▶ **Given exercise**
What follows is a listing; give it again exactly, in its entirety.

▶ **Records for processing**
*-*-*

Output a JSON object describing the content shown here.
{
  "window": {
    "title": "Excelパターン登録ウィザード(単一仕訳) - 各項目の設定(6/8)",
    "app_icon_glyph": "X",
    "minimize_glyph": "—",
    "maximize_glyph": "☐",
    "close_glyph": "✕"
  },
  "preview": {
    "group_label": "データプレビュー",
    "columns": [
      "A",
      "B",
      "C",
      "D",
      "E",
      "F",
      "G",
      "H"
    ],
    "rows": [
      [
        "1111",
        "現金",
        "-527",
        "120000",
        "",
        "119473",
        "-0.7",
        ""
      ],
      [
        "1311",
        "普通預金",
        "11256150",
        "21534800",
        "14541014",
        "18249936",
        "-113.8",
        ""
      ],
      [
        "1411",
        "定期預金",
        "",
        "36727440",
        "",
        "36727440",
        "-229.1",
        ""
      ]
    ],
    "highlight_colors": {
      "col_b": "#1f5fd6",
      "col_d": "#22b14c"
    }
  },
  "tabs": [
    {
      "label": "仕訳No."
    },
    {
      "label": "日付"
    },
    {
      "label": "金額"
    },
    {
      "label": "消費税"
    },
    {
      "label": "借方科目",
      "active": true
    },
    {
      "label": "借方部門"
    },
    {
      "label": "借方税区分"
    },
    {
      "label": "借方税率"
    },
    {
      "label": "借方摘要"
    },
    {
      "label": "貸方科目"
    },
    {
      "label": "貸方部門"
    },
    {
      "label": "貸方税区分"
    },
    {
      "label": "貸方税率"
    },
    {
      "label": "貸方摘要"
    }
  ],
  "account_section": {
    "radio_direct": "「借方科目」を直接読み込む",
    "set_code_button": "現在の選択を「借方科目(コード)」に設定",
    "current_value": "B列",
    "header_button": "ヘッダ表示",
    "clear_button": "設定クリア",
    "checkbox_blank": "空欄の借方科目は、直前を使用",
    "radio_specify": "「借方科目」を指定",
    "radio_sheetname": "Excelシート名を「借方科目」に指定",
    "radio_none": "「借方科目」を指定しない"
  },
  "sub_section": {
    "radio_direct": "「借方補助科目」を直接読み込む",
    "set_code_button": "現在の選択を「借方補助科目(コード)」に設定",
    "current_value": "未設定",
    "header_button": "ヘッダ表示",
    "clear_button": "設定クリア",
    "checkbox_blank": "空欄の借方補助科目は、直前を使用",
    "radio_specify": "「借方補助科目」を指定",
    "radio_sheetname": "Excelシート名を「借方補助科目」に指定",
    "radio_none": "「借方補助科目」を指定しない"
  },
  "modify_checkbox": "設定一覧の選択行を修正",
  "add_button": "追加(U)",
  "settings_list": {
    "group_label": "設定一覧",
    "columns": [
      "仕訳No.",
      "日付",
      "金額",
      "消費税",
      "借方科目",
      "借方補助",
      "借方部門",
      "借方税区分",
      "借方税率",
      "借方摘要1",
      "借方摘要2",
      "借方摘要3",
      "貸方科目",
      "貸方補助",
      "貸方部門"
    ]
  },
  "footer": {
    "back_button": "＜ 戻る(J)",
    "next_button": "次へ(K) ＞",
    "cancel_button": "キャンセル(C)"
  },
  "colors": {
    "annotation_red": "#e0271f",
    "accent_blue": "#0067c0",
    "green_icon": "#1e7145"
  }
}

*-*-*

▶ **The result**
Output a JSON object describing the content shown here.
{
  "window": {
    "title": "Excelパターン登録ウィザード(単一仕訳) - 各項目の設定(6/8)",
    "app_icon_glyph": "X",
    "minimize_glyph": "—",
    "maximize_glyph": "☐",
    "close_glyph": "✕"
  },
  "preview": {
    "group_label": "データプレビュー",
    "columns": [
      "A",
      "B",
      "C",
      "D",
      "E",
      "F",
      "G",
      "H"
    ],
    "rows": [
      [
        "1111",
        "現金",
        "-527",
        "120000",
        "",
        "119473",
        "-0.7",
        ""
      ],
      [
        "1311",
        "普通預金",
        "11256150",
        "21534800",
        "14541014",
        "18249936",
        "-113.8",
        ""
      ],
      [
        "1411",
        "定期預金",
        "",
        "36727440",
        "",
        "36727440",
        "-229.1",
        ""
      ]
    ],
    "highlight_colors": {
      "col_b": "#1f5fd6",
      "col_d": "#22b14c"
    }
  },
  "tabs": [
    {
      "label": "仕訳No."
    },
    {
      "label": "日付"
    },
    {
      "label": "金額"
    },
    {
      "label": "消費税"
    },
    {
      "label": "借方科目",
      "active": true
    },
    {
      "label": "借方部門"
    },
    {
      "label": "借方税区分"
    },
    {
      "label": "借方税率"
    },
    {
      "label": "借方摘要"
    },
    {
      "label": "貸方科目"
    },
    {
      "label": "貸方部門"
    },
    {
      "label": "貸方税区分"
    },
    {
      "label": "貸方税率"
    },
    {
      "label": "貸方摘要"
    }
  ],
  "account_section": {
    "radio_direct": "「借方科目」を直接読み込む",
    "set_code_button": "現在の選択を「借方科目(コード)」に設定",
    "current_value": "B列",
    "header_button": "ヘッダ表示",
    "clear_button": "設定クリア",
    "checkbox_blank": "空欄の借方科目は、直前を使用",
    "radio_specify": "「借方科目」を指定",
    "radio_sheetname": "Excelシート名を「借方科目」に指定",
    "radio_none": "「借方科目」を指定しない"
  },
  "sub_section": {
    "radio_direct": "「借方補助科目」を直接読み込む",
    "set_code_button": "現在の選択を「借方補助科目(コード)」に設定",
    "current_value": "未設定",
    "header_button": "ヘッダ表示",
    "clear_button": "設定クリア",
    "checkbox_blank": "空欄の借方補助科目は、直前を使用",
    "radio_specify": "「借方補助科目」を指定",
    "radio_sheetname": "Excelシート名を「借方補助科目」に指定",
    "radio_none": "「借方補助科目」を指定しない"
  },
  "modify_checkbox": "設定一覧の選択行を修正",
  "add_button": "追加(U)",
  "settings_list": {
    "group_label": "設定一覧",
    "columns": [
      "仕訳No.",
      "日付",
      "金額",
      "消費税",
      "借方科目",
      "借方補助",
      "借方部門",
      "借方税区分",
      "借方税率",
      "借方摘要1",
      "借方摘要2",
      "借方摘要3",
      "貸方科目",
      "貸方補助",
      "貸方部門"
    ]
  },
  "footer": {
    "back_button": "＜ 戻る(J)",
    "next_button": "次へ(K) ＞",
    "cancel_button": "キャンセル(C)"
  },
  "colors": {
    "annotation_red": "#e0271f",
    "accent_blue": "#0067c0",
    "green_icon": "#1e7145"
  }
}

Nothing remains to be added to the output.